- Your instructions -
Return each line of the records with nothing changed, pictures excepted.

- Material provided -
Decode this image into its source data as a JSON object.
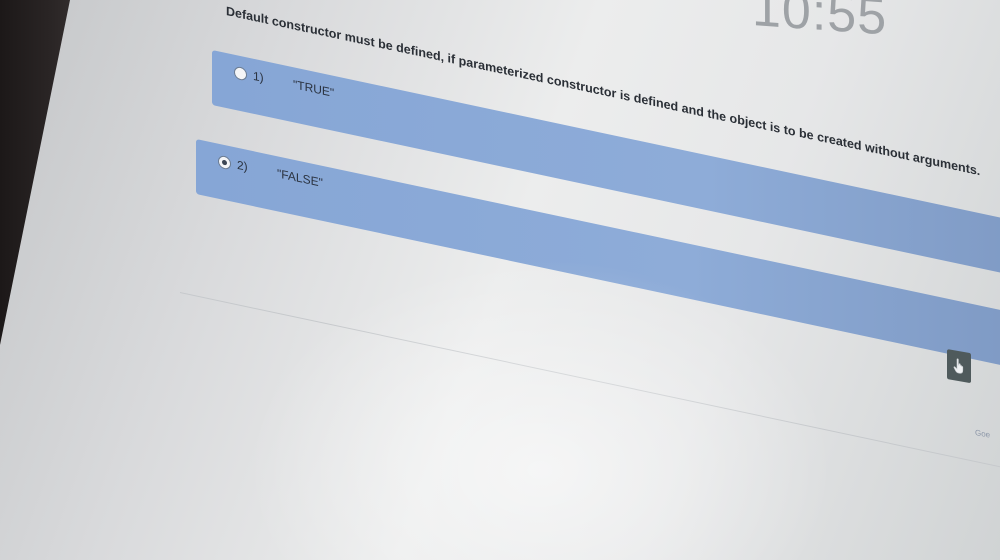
{
  "timer": {
    "text": "10:55"
  },
  "question": {
    "text": "Default constructor must be defined, if parameterized constructor is defined and the object is to be created without arguments."
  },
  "options": [
    {
      "number": "1)",
      "text": "\"TRUE\"",
      "selected": false
    },
    {
      "number": "2)",
      "text": "\"FALSE\"",
      "selected": true
    }
  ],
  "next_button": {
    "icon": "hand-pointer-icon"
  },
  "footer": {
    "link_text": "Goe"
  },
  "colors": {
    "option_bg": "#8eacd8",
    "button_bg": "#4f5a5c",
    "text": "#2a2f36"
  }
}
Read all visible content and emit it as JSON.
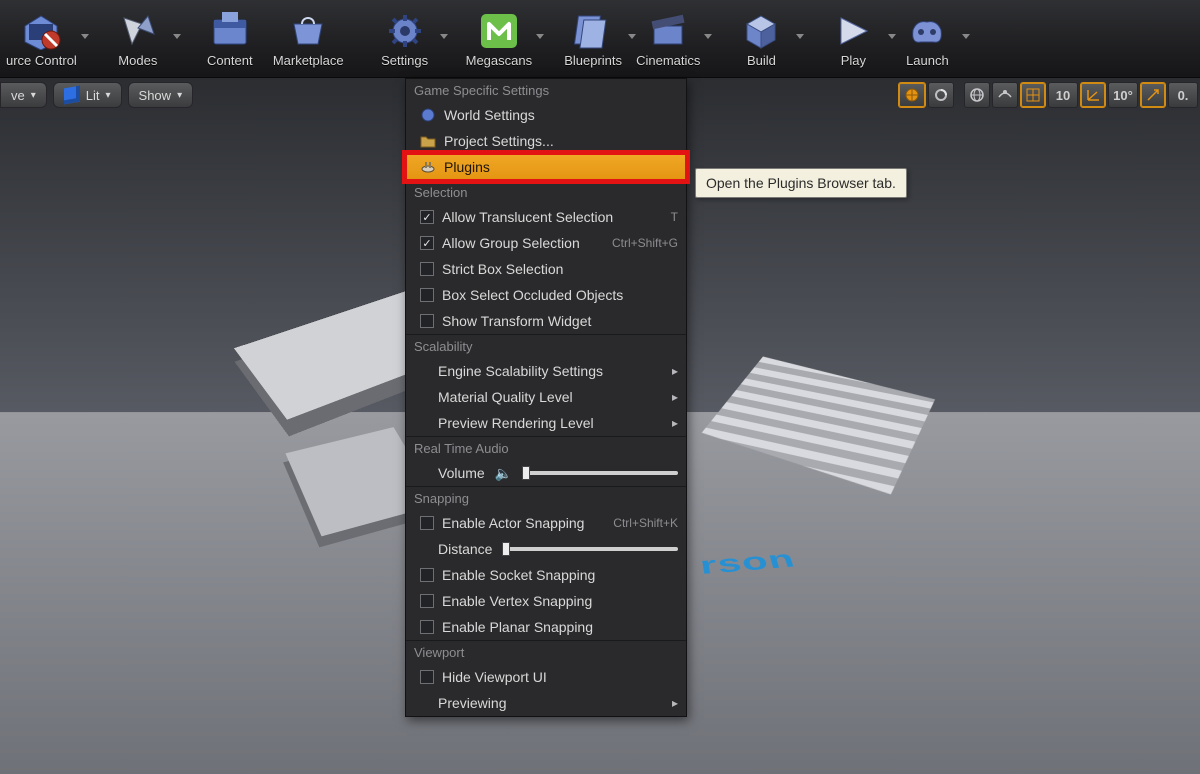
{
  "toolbar": {
    "source_control": "urce Control",
    "modes": "Modes",
    "content": "Content",
    "marketplace": "Marketplace",
    "settings": "Settings",
    "megascans": "Megascans",
    "blueprints": "Blueprints",
    "cinematics": "Cinematics",
    "build": "Build",
    "play": "Play",
    "launch": "Launch"
  },
  "pills": {
    "ve": "ve",
    "lit": "Lit",
    "show": "Show"
  },
  "right_widgets": {
    "num1": "10",
    "angle": "10°",
    "num2": "0."
  },
  "tooltip": "Open the Plugins Browser tab.",
  "floor_text": "rson",
  "menu": {
    "game_specific": {
      "header": "Game Specific Settings",
      "world_settings": "World Settings",
      "project_settings": "Project Settings...",
      "plugins": "Plugins"
    },
    "selection": {
      "header": "Selection",
      "allow_translucent": "Allow Translucent Selection",
      "allow_translucent_sc": "T",
      "allow_group": "Allow Group Selection",
      "allow_group_sc": "Ctrl+Shift+G",
      "strict_box": "Strict Box Selection",
      "box_occluded": "Box Select Occluded Objects",
      "show_transform": "Show Transform Widget"
    },
    "scalability": {
      "header": "Scalability",
      "engine": "Engine Scalability Settings",
      "material": "Material Quality Level",
      "preview": "Preview Rendering Level"
    },
    "audio": {
      "header": "Real Time Audio",
      "volume": "Volume"
    },
    "snapping": {
      "header": "Snapping",
      "enable_actor": "Enable Actor Snapping",
      "enable_actor_sc": "Ctrl+Shift+K",
      "distance": "Distance",
      "enable_socket": "Enable Socket Snapping",
      "enable_vertex": "Enable Vertex Snapping",
      "enable_planar": "Enable Planar Snapping"
    },
    "viewport": {
      "header": "Viewport",
      "hide_ui": "Hide Viewport UI",
      "previewing": "Previewing"
    }
  }
}
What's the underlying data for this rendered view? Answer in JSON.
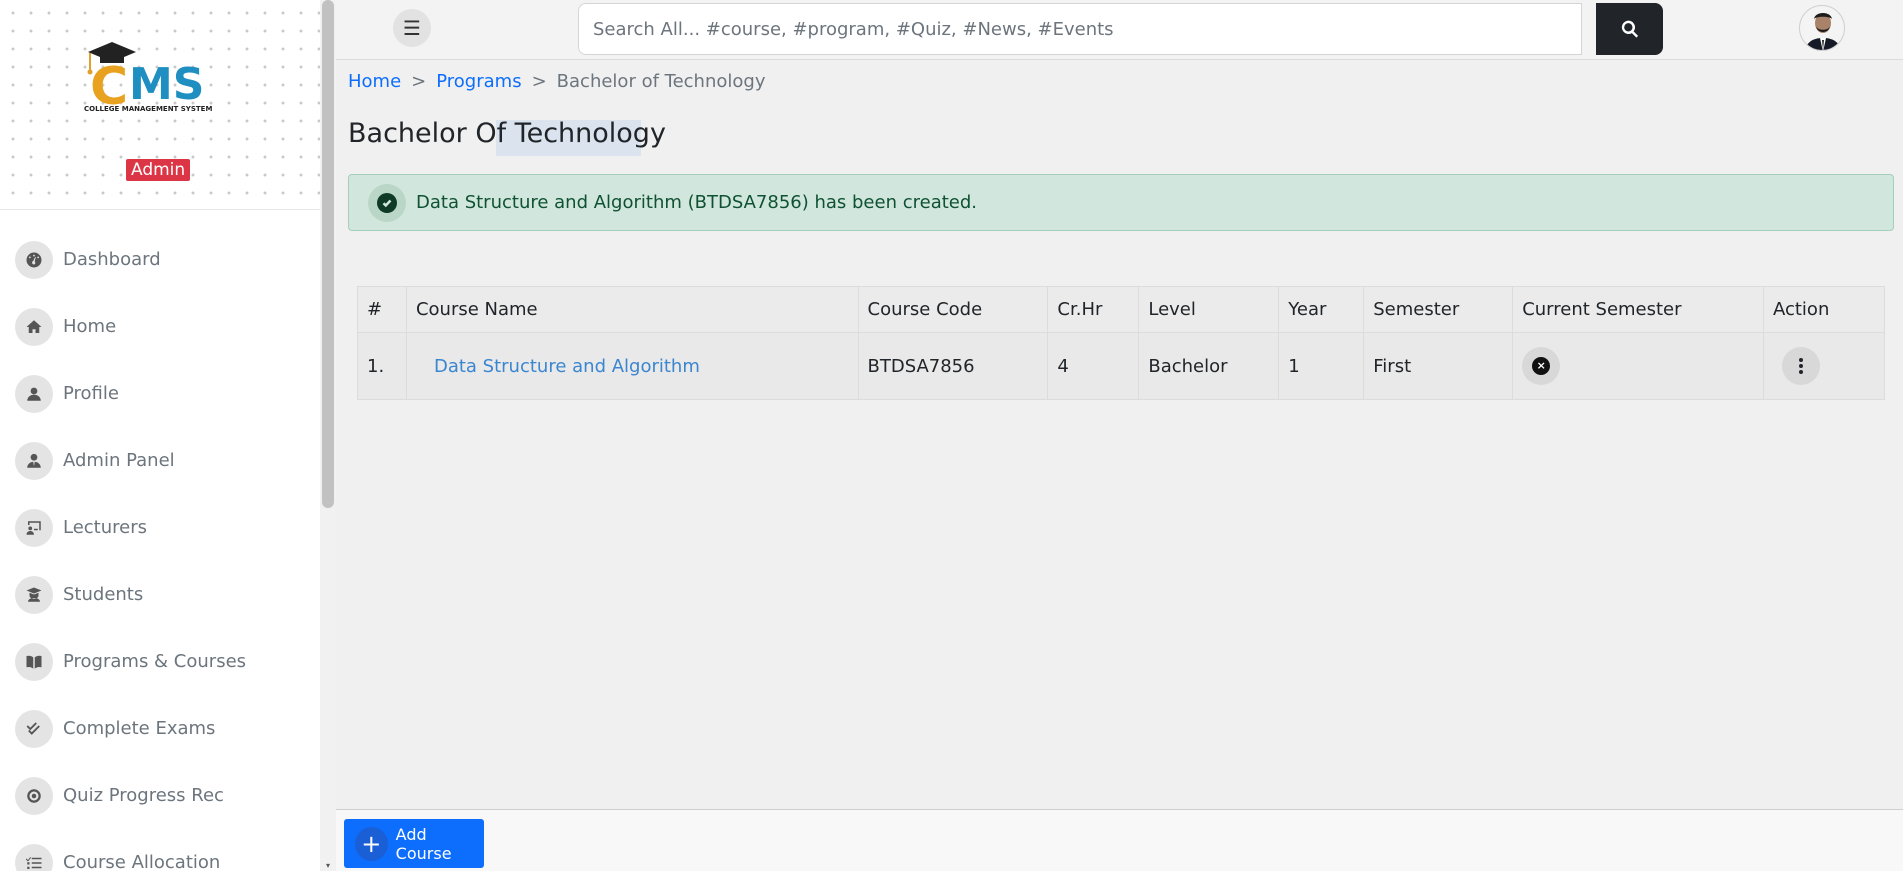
{
  "sidebar": {
    "logo_text": "CMS",
    "logo_subtitle": "COLLEGE MANAGEMENT SYSTEM",
    "role_badge": "Admin",
    "items": [
      {
        "label": "Dashboard",
        "icon": "dashboard-icon"
      },
      {
        "label": "Home",
        "icon": "home-icon"
      },
      {
        "label": "Profile",
        "icon": "user-icon"
      },
      {
        "label": "Admin Panel",
        "icon": "user-tie-icon"
      },
      {
        "label": "Lecturers",
        "icon": "chalkboard-teacher-icon"
      },
      {
        "label": "Students",
        "icon": "graduate-icon"
      },
      {
        "label": "Programs & Courses",
        "icon": "book-open-icon"
      },
      {
        "label": "Complete Exams",
        "icon": "check-double-icon"
      },
      {
        "label": "Quiz Progress Rec",
        "icon": "record-icon"
      },
      {
        "label": "Course Allocation",
        "icon": "list-check-icon"
      }
    ]
  },
  "topbar": {
    "search_placeholder": "Search All... #course, #program, #Quiz, #News, #Events"
  },
  "breadcrumb": {
    "home": "Home",
    "programs": "Programs",
    "current": "Bachelor of Technology",
    "separator": ">"
  },
  "page_title": "Bachelor Of Technology",
  "alert": {
    "message": "Data Structure and Algorithm (BTDSA7856) has been created.",
    "color": "#d1e7dd"
  },
  "table": {
    "headers": [
      "#",
      "Course Name",
      "Course Code",
      "Cr.Hr",
      "Level",
      "Year",
      "Semester",
      "Current Semester",
      "Action"
    ],
    "rows": [
      {
        "num": "1.",
        "course_name": "Data Structure and Algorithm",
        "course_code": "BTDSA7856",
        "cr_hr": "4",
        "level": "Bachelor",
        "year": "1",
        "semester": "First",
        "current_semester_icon": "x-circle-icon",
        "action_icon": "kebab-menu-icon"
      }
    ]
  },
  "footer": {
    "add_course_label": "Add Course"
  },
  "colors": {
    "primary": "#0d6efd",
    "danger": "#dc3545",
    "dark": "#212529",
    "success_bg": "#d1e7dd"
  }
}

- Exercise response -
Decode this image into its source data as a JSON object.
{
  "timer": {
    "text": "10:55"
  },
  "question": {
    "text": "Default constructor must be defined, if parameterized constructor is defined and the object is to be created without arguments."
  },
  "options": [
    {
      "number": "1)",
      "text": "\"TRUE\"",
      "selected": false
    },
    {
      "number": "2)",
      "text": "\"FALSE\"",
      "selected": true
    }
  ],
  "next_button": {
    "icon": "hand-pointer-icon"
  },
  "footer": {
    "link_text": "Goe"
  },
  "colors": {
    "option_bg": "#8eacd8",
    "button_bg": "#4f5a5c",
    "text": "#2a2f36"
  }
}
Read all visible content and emit it as JSON.
{
  "toolbar": {
    "source_control": "urce Control",
    "modes": "Modes",
    "content": "Content",
    "marketplace": "Marketplace",
    "settings": "Settings",
    "megascans": "Megascans",
    "blueprints": "Blueprints",
    "cinematics": "Cinematics",
    "build": "Build",
    "play": "Play",
    "launch": "Launch"
  },
  "pills": {
    "ve": "ve",
    "lit": "Lit",
    "show": "Show"
  },
  "right_widgets": {
    "num1": "10",
    "angle": "10°",
    "num2": "0."
  },
  "tooltip": "Open the Plugins Browser tab.",
  "floor_text": "rson",
  "menu": {
    "game_specific": {
      "header": "Game Specific Settings",
      "world_settings": "World Settings",
      "project_settings": "Project Settings...",
      "plugins": "Plugins"
    },
    "selection": {
      "header": "Selection",
      "allow_translucent": "Allow Translucent Selection",
      "allow_translucent_sc": "T",
      "allow_group": "Allow Group Selection",
      "allow_group_sc": "Ctrl+Shift+G",
      "strict_box": "Strict Box Selection",
      "box_occluded": "Box Select Occluded Objects",
      "show_transform": "Show Transform Widget"
    },
    "scalability": {
      "header": "Scalability",
      "engine": "Engine Scalability Settings",
      "material": "Material Quality Level",
      "preview": "Preview Rendering Level"
    },
    "audio": {
      "header": "Real Time Audio",
      "volume": "Volume"
    },
    "snapping": {
      "header": "Snapping",
      "enable_actor": "Enable Actor Snapping",
      "enable_actor_sc": "Ctrl+Shift+K",
      "distance": "Distance",
      "enable_socket": "Enable Socket Snapping",
      "enable_vertex": "Enable Vertex Snapping",
      "enable_planar": "Enable Planar Snapping"
    },
    "viewport": {
      "header": "Viewport",
      "hide_ui": "Hide Viewport UI",
      "previewing": "Previewing"
    }
  }
}
What's the underlying data for this rendered view? Answer in JSON.
{
  "sidebar": {
    "logo_text": "CMS",
    "logo_subtitle": "COLLEGE MANAGEMENT SYSTEM",
    "role_badge": "Admin",
    "items": [
      {
        "label": "Dashboard",
        "icon": "dashboard-icon"
      },
      {
        "label": "Home",
        "icon": "home-icon"
      },
      {
        "label": "Profile",
        "icon": "user-icon"
      },
      {
        "label": "Admin Panel",
        "icon": "user-tie-icon"
      },
      {
        "label": "Lecturers",
        "icon": "chalkboard-teacher-icon"
      },
      {
        "label": "Students",
        "icon": "graduate-icon"
      },
      {
        "label": "Programs & Courses",
        "icon": "book-open-icon"
      },
      {
        "label": "Complete Exams",
        "icon": "check-double-icon"
      },
      {
        "label": "Quiz Progress Rec",
        "icon": "record-icon"
      },
      {
        "label": "Course Allocation",
        "icon": "list-check-icon"
      }
    ]
  },
  "topbar": {
    "search_placeholder": "Search All... #course, #program, #Quiz, #News, #Events"
  },
  "breadcrumb": {
    "home": "Home",
    "programs": "Programs",
    "current": "Bachelor of Technology",
    "separator": ">"
  },
  "page_title": "Bachelor Of Technology",
  "alert": {
    "message": "Data Structure and Algorithm (BTDSA7856) has been created.",
    "color": "#d1e7dd"
  },
  "table": {
    "headers": [
      "#",
      "Course Name",
      "Course Code",
      "Cr.Hr",
      "Level",
      "Year",
      "Semester",
      "Current Semester",
      "Action"
    ],
    "rows": [
      {
        "num": "1.",
        "course_name": "Data Structure and Algorithm",
        "course_code": "BTDSA7856",
        "cr_hr": "4",
        "level": "Bachelor",
        "year": "1",
        "semester": "First",
        "current_semester_icon": "x-circle-icon",
        "action_icon": "kebab-menu-icon"
      }
    ]
  },
  "footer": {
    "add_course_label": "Add Course"
  },
  "colors": {
    "primary": "#0d6efd",
    "danger": "#dc3545",
    "dark": "#212529",
    "success_bg": "#d1e7dd"
  }
}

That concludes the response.